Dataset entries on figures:
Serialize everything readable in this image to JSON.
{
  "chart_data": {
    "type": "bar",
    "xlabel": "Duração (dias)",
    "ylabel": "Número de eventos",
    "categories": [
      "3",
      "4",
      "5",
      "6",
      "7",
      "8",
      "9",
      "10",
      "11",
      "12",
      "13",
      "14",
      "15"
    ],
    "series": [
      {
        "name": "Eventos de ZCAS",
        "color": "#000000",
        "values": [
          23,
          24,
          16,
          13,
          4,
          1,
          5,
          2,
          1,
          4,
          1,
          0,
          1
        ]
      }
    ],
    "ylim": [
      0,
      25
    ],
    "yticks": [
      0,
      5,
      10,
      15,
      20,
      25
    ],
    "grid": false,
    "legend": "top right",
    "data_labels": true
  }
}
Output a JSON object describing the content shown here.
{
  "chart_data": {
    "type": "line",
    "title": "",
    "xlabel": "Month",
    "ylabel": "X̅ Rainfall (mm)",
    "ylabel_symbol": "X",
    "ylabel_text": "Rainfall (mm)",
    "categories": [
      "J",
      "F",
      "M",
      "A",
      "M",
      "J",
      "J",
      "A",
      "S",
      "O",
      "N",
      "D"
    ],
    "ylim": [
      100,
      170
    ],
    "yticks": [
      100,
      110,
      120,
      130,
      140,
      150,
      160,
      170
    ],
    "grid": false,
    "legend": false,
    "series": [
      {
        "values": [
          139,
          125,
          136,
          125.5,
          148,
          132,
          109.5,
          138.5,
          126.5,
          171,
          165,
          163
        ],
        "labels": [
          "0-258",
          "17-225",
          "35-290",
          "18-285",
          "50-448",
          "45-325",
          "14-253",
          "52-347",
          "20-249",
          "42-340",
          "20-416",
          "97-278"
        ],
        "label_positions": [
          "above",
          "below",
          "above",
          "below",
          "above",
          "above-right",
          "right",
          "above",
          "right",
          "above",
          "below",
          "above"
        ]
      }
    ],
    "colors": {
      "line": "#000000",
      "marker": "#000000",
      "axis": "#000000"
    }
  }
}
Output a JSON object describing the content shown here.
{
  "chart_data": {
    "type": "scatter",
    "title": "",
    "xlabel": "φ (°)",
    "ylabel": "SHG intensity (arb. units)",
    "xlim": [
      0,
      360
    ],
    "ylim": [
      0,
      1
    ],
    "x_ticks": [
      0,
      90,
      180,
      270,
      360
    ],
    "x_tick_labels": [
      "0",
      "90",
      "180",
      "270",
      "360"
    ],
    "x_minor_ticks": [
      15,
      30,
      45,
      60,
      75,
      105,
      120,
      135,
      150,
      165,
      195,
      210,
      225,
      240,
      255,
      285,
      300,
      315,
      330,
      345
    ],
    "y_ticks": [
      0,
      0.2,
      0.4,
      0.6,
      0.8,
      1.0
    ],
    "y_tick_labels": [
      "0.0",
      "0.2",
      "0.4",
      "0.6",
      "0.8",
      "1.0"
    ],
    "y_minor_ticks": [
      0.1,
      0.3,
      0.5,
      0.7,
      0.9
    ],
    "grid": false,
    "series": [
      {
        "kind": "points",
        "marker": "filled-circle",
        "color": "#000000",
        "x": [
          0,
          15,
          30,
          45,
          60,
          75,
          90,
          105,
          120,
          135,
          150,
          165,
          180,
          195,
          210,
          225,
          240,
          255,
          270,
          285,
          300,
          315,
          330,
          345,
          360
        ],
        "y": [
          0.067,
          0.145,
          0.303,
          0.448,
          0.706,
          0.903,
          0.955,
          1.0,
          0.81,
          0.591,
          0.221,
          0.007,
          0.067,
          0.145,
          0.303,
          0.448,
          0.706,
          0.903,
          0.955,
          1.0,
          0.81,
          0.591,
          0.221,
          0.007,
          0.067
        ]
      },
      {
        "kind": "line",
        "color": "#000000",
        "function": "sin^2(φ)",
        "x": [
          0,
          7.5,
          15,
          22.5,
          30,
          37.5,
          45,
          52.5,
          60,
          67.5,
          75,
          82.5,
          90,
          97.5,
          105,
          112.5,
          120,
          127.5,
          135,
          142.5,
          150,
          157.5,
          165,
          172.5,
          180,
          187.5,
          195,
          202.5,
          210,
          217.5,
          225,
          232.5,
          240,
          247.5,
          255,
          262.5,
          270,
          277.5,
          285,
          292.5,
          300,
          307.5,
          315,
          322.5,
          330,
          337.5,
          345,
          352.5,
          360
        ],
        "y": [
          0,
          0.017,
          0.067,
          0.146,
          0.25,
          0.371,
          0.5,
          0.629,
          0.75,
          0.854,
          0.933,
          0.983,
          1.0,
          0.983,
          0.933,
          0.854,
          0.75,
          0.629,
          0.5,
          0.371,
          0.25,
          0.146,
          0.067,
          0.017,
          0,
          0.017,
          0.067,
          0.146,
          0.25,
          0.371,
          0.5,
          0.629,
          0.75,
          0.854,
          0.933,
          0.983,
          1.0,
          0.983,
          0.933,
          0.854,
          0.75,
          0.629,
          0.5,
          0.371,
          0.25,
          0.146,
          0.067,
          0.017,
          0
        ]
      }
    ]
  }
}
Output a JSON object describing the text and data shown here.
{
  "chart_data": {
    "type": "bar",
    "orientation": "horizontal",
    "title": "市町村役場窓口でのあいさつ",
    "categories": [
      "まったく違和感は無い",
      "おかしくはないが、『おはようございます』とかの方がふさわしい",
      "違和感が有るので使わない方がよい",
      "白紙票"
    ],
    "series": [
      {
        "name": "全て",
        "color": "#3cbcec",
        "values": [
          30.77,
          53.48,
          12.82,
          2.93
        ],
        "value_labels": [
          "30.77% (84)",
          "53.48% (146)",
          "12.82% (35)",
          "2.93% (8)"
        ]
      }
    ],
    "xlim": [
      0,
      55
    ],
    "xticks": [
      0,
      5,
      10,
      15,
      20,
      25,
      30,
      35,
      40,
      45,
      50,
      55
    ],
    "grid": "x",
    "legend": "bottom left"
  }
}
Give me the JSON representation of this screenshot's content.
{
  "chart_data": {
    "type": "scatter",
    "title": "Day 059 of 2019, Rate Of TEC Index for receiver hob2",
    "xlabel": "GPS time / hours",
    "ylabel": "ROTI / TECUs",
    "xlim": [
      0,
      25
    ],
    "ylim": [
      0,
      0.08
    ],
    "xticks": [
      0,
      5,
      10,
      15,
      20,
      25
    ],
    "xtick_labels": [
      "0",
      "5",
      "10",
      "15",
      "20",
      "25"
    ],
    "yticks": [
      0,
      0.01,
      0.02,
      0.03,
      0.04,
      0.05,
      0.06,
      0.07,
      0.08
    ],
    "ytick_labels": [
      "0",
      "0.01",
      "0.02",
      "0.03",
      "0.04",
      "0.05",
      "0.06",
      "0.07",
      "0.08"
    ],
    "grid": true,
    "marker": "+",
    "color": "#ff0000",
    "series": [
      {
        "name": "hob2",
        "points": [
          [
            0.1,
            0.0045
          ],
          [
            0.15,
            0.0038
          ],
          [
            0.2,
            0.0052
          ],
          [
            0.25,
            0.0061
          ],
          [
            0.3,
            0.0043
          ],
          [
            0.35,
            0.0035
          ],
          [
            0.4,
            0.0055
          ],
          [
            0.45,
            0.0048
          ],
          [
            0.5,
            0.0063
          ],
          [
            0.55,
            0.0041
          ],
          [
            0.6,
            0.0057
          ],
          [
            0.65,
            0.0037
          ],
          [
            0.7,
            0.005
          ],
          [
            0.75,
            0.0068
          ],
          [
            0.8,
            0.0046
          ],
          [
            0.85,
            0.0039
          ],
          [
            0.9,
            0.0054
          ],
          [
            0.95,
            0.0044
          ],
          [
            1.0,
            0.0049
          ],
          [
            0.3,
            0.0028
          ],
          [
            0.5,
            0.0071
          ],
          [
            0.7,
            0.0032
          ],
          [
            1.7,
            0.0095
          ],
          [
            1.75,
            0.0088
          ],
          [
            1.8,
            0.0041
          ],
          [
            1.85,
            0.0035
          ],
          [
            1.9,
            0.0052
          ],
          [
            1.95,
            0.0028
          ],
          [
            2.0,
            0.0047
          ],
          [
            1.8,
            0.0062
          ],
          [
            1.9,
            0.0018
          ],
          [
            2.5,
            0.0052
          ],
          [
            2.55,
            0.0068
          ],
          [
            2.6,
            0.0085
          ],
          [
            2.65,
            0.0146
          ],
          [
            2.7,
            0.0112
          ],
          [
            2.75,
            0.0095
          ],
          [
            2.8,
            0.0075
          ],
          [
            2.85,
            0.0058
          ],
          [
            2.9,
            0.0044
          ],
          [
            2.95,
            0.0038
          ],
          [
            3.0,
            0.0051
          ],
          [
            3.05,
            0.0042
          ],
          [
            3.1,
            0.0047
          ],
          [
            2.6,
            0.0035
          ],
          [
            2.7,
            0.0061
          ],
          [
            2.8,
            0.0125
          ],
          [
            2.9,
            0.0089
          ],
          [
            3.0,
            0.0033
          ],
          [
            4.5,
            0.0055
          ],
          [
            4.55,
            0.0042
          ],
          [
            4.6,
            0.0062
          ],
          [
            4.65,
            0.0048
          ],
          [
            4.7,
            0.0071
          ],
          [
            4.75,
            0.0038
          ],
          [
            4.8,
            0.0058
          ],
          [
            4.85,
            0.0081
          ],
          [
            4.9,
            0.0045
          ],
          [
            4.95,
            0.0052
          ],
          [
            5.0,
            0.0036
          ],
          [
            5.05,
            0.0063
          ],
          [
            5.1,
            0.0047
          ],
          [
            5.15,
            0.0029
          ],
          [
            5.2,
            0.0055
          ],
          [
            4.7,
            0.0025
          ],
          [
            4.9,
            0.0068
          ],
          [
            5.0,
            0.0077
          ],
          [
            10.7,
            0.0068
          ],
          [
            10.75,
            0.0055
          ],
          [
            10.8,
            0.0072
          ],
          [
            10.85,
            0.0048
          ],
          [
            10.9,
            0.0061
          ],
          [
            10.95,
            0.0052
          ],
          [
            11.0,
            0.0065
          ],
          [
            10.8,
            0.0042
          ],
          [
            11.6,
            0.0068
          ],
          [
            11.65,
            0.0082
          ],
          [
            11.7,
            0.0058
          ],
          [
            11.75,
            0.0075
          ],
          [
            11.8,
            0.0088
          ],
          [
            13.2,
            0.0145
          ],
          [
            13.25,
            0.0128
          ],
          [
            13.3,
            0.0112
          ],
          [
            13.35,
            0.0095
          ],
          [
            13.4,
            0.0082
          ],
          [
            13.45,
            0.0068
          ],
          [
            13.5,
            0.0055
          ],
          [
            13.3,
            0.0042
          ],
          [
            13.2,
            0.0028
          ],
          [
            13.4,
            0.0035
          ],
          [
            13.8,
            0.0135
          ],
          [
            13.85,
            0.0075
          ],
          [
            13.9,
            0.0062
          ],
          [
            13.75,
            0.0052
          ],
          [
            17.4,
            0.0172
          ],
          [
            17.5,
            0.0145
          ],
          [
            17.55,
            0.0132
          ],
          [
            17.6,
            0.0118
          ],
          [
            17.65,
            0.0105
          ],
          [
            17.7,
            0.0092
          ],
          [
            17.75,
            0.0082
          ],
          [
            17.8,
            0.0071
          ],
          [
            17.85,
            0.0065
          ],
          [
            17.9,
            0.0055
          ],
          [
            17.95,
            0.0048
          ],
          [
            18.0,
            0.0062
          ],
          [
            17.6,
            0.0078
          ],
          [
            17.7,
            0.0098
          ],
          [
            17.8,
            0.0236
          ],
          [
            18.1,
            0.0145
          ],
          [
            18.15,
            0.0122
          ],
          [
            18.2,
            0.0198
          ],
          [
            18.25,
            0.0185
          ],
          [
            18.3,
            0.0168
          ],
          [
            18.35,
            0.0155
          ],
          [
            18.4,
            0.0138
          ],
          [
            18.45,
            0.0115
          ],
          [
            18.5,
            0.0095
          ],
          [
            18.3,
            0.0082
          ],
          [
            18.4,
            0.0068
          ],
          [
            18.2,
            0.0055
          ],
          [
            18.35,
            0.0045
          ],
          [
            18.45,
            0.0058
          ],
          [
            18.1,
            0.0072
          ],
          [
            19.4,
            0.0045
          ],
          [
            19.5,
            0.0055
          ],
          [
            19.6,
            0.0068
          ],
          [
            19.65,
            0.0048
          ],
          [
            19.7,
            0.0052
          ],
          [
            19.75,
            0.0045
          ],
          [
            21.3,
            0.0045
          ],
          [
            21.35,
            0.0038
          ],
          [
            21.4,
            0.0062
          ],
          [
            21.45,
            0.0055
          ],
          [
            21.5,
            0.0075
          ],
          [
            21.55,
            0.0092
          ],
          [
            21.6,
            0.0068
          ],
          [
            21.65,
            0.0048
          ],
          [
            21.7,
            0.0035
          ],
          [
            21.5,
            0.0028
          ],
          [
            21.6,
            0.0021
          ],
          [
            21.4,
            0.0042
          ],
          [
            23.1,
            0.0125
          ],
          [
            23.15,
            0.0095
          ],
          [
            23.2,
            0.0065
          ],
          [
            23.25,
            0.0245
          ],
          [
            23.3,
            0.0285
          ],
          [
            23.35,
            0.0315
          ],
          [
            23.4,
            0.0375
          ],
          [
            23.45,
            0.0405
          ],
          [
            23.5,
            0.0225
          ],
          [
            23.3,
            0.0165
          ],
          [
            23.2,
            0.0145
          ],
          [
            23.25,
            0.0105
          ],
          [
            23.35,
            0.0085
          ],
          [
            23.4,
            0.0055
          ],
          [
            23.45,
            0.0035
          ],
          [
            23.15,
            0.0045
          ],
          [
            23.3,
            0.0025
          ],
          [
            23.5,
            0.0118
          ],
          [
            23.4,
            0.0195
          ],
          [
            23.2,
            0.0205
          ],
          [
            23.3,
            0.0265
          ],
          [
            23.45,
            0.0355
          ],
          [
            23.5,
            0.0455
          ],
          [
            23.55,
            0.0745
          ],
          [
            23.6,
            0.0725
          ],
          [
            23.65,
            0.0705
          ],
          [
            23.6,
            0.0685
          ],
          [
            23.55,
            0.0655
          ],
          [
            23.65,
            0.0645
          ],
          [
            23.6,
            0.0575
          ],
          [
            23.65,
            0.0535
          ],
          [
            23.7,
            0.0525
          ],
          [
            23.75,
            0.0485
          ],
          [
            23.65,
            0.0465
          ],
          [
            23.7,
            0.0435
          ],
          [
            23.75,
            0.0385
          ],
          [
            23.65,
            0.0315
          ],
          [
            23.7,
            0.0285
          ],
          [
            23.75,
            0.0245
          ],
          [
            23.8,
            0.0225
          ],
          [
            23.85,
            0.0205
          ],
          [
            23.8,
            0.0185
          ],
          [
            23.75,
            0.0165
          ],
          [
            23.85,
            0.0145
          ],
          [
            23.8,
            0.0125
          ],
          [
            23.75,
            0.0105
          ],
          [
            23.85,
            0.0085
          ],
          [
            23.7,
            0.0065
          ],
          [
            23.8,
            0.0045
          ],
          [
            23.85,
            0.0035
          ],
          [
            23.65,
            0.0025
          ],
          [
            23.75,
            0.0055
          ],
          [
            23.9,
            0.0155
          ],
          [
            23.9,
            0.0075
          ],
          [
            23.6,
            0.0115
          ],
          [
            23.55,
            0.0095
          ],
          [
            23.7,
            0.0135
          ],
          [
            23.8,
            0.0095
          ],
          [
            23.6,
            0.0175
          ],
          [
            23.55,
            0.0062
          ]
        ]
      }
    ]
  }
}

**The exercise:** Search the listing for the string "right". Copy each line where it turns up.

**Final result:**
    "legend": "top right",
          "above-right",
          "right",
          "right",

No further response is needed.